++++ Material for the task ++++

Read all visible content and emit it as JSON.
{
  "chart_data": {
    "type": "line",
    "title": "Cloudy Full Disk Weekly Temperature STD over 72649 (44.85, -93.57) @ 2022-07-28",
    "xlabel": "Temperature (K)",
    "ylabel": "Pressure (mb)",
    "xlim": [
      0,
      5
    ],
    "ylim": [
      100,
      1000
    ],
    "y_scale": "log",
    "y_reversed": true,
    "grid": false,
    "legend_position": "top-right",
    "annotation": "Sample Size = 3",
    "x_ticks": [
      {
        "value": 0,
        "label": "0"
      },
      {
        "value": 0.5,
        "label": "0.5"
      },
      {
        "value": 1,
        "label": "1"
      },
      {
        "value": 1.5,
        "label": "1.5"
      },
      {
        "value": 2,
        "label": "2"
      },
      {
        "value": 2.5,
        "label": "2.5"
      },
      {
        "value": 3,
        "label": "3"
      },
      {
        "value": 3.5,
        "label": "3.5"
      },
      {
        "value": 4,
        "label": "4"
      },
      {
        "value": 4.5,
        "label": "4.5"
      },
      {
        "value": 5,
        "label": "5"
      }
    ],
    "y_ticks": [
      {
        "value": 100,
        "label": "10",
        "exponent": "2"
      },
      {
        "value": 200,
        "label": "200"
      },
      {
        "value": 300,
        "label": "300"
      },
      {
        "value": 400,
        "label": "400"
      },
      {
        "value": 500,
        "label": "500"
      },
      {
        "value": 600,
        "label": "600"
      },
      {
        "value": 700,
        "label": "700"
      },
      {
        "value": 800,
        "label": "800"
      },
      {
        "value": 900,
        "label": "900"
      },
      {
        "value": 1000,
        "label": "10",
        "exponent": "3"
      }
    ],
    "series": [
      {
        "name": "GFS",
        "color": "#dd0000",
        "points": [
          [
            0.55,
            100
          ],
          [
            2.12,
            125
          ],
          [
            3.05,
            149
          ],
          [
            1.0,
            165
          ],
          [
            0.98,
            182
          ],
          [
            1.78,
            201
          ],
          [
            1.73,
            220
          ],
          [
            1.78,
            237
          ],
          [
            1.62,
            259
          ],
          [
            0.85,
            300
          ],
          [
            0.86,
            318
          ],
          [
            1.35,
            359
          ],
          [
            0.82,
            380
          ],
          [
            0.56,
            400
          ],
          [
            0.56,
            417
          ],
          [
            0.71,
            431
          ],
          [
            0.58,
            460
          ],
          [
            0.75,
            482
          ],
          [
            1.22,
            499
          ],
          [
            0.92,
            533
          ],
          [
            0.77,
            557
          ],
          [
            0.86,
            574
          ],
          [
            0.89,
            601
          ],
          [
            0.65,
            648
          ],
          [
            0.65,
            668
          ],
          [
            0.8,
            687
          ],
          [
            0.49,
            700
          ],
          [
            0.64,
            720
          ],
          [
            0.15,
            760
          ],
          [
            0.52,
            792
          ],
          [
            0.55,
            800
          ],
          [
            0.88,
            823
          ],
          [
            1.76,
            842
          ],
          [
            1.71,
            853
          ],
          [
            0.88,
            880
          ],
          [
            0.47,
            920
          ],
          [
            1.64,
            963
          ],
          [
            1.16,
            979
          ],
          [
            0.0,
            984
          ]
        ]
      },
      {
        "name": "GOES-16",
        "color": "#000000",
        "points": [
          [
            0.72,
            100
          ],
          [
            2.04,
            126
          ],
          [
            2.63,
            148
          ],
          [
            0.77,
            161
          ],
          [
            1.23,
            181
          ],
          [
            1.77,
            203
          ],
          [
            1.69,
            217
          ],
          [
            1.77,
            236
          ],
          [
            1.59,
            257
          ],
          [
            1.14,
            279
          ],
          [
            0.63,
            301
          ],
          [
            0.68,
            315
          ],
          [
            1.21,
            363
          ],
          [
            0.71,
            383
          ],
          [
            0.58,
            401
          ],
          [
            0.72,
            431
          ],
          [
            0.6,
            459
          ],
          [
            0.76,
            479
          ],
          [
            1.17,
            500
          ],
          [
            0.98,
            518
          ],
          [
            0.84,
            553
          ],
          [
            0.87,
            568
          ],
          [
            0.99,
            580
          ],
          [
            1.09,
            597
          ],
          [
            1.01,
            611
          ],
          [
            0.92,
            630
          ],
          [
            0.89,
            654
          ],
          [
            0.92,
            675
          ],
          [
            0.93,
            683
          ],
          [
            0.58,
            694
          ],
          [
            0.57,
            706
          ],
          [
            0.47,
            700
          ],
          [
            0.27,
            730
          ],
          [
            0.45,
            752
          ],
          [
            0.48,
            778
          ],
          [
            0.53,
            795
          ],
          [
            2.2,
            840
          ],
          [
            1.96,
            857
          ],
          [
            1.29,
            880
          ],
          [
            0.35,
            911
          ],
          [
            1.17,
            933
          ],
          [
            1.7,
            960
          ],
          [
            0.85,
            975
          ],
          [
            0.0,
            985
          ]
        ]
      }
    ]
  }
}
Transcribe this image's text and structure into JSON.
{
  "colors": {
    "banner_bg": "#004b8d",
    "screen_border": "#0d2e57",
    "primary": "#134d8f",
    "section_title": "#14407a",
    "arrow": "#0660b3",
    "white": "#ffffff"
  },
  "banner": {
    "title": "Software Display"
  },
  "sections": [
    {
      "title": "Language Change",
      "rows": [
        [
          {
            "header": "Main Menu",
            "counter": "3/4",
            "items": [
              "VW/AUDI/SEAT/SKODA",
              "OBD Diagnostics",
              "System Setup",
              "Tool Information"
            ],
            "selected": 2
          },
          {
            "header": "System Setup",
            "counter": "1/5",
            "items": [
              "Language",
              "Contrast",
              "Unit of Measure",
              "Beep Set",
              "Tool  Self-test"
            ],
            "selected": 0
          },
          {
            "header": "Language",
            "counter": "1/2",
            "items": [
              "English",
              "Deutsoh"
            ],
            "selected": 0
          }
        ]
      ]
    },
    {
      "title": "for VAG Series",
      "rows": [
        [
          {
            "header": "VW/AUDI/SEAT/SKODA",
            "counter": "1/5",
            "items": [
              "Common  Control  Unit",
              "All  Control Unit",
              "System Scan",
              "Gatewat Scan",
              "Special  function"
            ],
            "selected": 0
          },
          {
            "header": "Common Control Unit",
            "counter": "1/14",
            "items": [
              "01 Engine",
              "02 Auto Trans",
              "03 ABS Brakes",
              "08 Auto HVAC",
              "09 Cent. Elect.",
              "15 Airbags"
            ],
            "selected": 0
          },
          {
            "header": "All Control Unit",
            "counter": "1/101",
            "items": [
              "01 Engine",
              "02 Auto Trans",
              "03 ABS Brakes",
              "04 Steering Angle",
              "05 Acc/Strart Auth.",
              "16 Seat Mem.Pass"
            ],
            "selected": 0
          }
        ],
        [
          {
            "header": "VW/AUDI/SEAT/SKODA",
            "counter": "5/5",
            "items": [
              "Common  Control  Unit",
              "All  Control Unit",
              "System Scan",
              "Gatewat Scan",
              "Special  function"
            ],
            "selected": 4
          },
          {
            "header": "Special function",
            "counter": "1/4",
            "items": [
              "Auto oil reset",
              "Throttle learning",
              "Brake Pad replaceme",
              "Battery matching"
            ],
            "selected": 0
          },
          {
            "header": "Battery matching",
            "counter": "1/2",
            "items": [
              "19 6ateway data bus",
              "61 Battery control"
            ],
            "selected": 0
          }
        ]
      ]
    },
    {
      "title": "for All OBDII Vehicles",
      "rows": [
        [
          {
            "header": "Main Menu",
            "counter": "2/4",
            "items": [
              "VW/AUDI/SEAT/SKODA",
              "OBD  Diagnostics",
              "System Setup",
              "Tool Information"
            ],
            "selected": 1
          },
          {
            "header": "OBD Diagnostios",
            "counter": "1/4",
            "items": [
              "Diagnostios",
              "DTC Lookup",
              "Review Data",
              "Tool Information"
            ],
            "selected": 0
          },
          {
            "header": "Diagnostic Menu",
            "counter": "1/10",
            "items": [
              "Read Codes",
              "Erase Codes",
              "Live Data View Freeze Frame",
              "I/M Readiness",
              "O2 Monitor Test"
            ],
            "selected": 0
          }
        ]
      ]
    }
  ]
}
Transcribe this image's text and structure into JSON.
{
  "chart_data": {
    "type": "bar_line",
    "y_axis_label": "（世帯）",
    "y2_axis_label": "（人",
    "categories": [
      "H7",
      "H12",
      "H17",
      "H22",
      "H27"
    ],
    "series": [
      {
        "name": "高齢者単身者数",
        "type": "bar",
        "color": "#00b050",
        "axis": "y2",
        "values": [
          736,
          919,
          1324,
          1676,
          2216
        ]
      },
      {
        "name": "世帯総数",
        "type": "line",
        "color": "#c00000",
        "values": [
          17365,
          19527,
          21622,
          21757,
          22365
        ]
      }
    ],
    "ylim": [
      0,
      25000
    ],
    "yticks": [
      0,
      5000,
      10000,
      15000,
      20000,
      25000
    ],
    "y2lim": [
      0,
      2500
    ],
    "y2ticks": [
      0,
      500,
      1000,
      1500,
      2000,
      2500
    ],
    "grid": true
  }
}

++++

→ What you should do:
Figure out how many lines above include the string "Battery", then report that number and nothing else.

→ Result for this exercise:
3